_STATED PROBLEM_.
Return each line of the data below verbatim; pictures are to be left out.

+++ MATERIAL SUPPLIED +++

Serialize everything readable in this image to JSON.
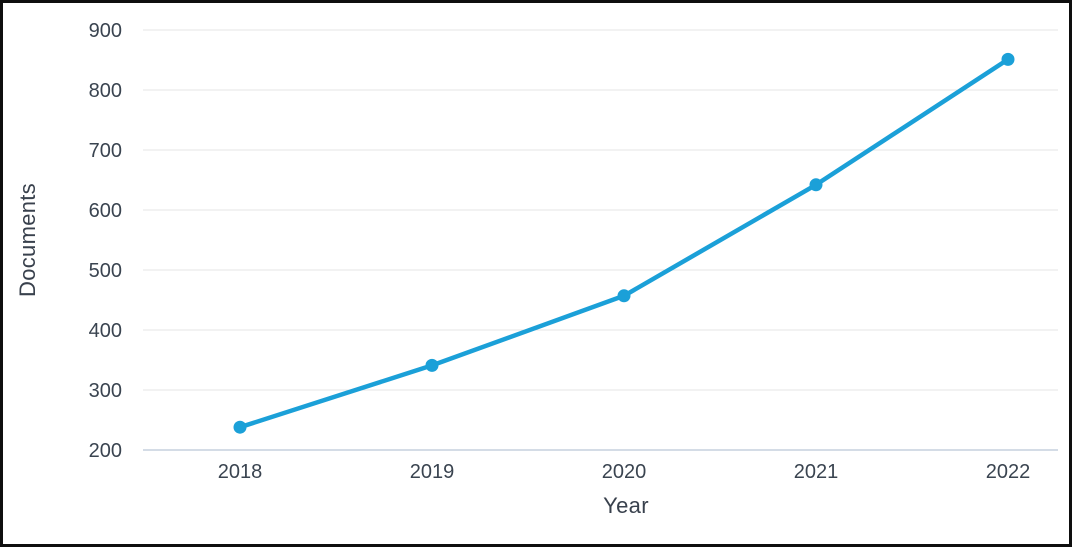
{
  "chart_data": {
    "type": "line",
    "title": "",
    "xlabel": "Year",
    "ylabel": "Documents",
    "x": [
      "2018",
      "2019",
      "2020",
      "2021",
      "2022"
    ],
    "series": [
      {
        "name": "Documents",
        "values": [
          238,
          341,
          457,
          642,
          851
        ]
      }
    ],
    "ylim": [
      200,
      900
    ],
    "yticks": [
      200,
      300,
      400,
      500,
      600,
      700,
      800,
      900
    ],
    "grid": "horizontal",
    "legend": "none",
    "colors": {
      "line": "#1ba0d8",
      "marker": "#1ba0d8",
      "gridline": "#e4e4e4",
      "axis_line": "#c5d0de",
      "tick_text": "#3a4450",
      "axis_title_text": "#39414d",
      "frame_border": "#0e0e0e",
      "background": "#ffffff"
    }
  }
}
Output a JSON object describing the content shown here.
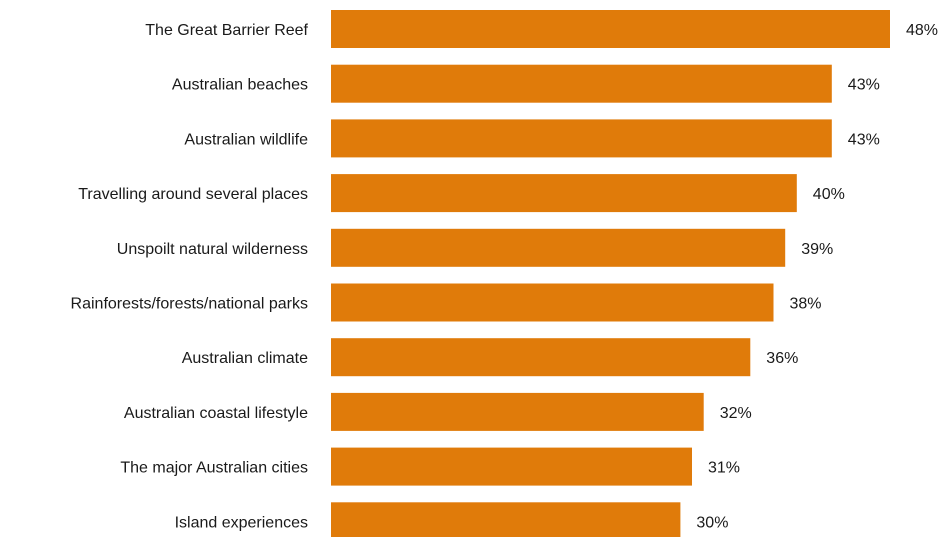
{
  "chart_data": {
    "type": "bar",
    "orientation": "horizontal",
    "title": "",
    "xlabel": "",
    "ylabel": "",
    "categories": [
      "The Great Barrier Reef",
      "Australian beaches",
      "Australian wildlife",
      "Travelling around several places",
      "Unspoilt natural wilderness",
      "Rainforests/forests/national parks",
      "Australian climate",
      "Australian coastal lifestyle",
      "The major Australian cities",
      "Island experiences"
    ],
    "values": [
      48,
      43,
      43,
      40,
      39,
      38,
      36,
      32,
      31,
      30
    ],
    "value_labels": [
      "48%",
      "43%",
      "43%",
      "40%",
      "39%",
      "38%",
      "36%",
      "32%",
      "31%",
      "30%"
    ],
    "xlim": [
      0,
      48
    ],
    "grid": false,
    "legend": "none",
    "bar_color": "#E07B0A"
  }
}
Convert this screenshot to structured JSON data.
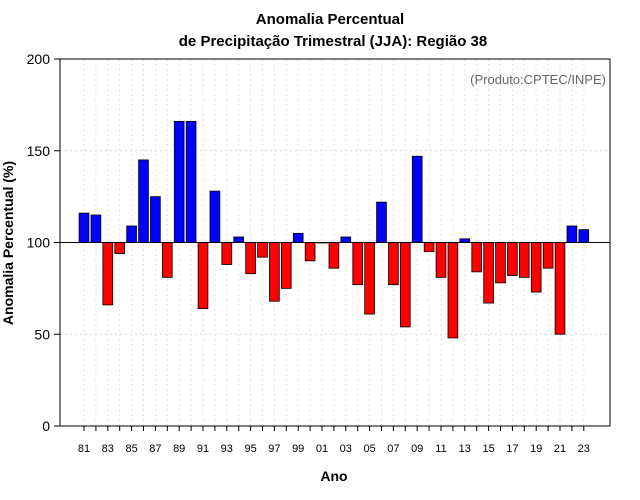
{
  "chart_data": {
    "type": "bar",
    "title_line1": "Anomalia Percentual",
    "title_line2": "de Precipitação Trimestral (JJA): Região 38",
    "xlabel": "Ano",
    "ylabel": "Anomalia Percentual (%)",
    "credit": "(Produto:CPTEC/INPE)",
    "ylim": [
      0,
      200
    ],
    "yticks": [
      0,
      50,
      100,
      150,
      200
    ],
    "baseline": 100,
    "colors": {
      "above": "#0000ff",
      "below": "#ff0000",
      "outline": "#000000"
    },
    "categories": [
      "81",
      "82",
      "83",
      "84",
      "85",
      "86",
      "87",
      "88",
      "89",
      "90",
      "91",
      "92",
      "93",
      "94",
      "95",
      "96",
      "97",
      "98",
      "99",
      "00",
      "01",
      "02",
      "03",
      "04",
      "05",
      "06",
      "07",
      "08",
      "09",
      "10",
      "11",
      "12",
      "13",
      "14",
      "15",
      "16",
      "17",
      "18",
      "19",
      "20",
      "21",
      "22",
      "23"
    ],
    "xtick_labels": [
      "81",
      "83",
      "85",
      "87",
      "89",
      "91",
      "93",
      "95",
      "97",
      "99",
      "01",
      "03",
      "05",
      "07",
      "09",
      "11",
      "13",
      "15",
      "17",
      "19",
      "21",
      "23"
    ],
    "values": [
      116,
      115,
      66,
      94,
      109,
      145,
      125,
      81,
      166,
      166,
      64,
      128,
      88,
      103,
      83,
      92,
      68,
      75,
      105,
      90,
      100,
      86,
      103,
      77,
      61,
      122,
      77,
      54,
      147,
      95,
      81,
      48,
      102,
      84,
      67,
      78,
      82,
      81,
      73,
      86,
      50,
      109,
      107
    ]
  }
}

+++

_FINAL RESULT_.
Serialize everything readable in this image to JSON.
{
  "chart_data": {
    "type": "line",
    "title": "",
    "xlabel": "Year",
    "ylabel": "Documents",
    "x": [
      "2018",
      "2019",
      "2020",
      "2021",
      "2022"
    ],
    "series": [
      {
        "name": "Documents",
        "values": [
          238,
          341,
          457,
          642,
          851
        ]
      }
    ],
    "ylim": [
      200,
      900
    ],
    "yticks": [
      200,
      300,
      400,
      500,
      600,
      700,
      800,
      900
    ],
    "grid": "horizontal",
    "legend": "none",
    "colors": {
      "line": "#1ba0d8",
      "marker": "#1ba0d8",
      "gridline": "#e4e4e4",
      "axis_line": "#c5d0de",
      "tick_text": "#3a4450",
      "axis_title_text": "#39414d",
      "frame_border": "#0e0e0e",
      "background": "#ffffff"
    }
  }
}
Output a JSON object describing the content shown here.
{
  "chart_data": {
    "type": "bar",
    "orientation": "horizontal",
    "title": "",
    "xlabel": "",
    "ylabel": "",
    "categories": [
      "The Great Barrier Reef",
      "Australian beaches",
      "Australian wildlife",
      "Travelling around several places",
      "Unspoilt natural wilderness",
      "Rainforests/forests/national parks",
      "Australian climate",
      "Australian coastal lifestyle",
      "The major Australian cities",
      "Island experiences"
    ],
    "values": [
      48,
      43,
      43,
      40,
      39,
      38,
      36,
      32,
      31,
      30
    ],
    "value_labels": [
      "48%",
      "43%",
      "43%",
      "40%",
      "39%",
      "38%",
      "36%",
      "32%",
      "31%",
      "30%"
    ],
    "xlim": [
      0,
      48
    ],
    "grid": false,
    "legend": "none",
    "bar_color": "#E07B0A"
  }
}
Convert this screenshot to structured JSON data.
{
  "chart_data": {
    "type": "bar",
    "title_line1": "Anomalia Percentual",
    "title_line2": "de Precipitação Trimestral (JJA): Região 38",
    "xlabel": "Ano",
    "ylabel": "Anomalia Percentual (%)",
    "credit": "(Produto:CPTEC/INPE)",
    "ylim": [
      0,
      200
    ],
    "yticks": [
      0,
      50,
      100,
      150,
      200
    ],
    "baseline": 100,
    "colors": {
      "above": "#0000ff",
      "below": "#ff0000",
      "outline": "#000000"
    },
    "categories": [
      "81",
      "82",
      "83",
      "84",
      "85",
      "86",
      "87",
      "88",
      "89",
      "90",
      "91",
      "92",
      "93",
      "94",
      "95",
      "96",
      "97",
      "98",
      "99",
      "00",
      "01",
      "02",
      "03",
      "04",
      "05",
      "06",
      "07",
      "08",
      "09",
      "10",
      "11",
      "12",
      "13",
      "14",
      "15",
      "16",
      "17",
      "18",
      "19",
      "20",
      "21",
      "22",
      "23"
    ],
    "xtick_labels": [
      "81",
      "83",
      "85",
      "87",
      "89",
      "91",
      "93",
      "95",
      "97",
      "99",
      "01",
      "03",
      "05",
      "07",
      "09",
      "11",
      "13",
      "15",
      "17",
      "19",
      "21",
      "23"
    ],
    "values": [
      116,
      115,
      66,
      94,
      109,
      145,
      125,
      81,
      166,
      166,
      64,
      128,
      88,
      103,
      83,
      92,
      68,
      75,
      105,
      90,
      100,
      86,
      103,
      77,
      61,
      122,
      77,
      54,
      147,
      95,
      81,
      48,
      102,
      84,
      67,
      78,
      82,
      81,
      73,
      86,
      50,
      109,
      107
    ]
  }
}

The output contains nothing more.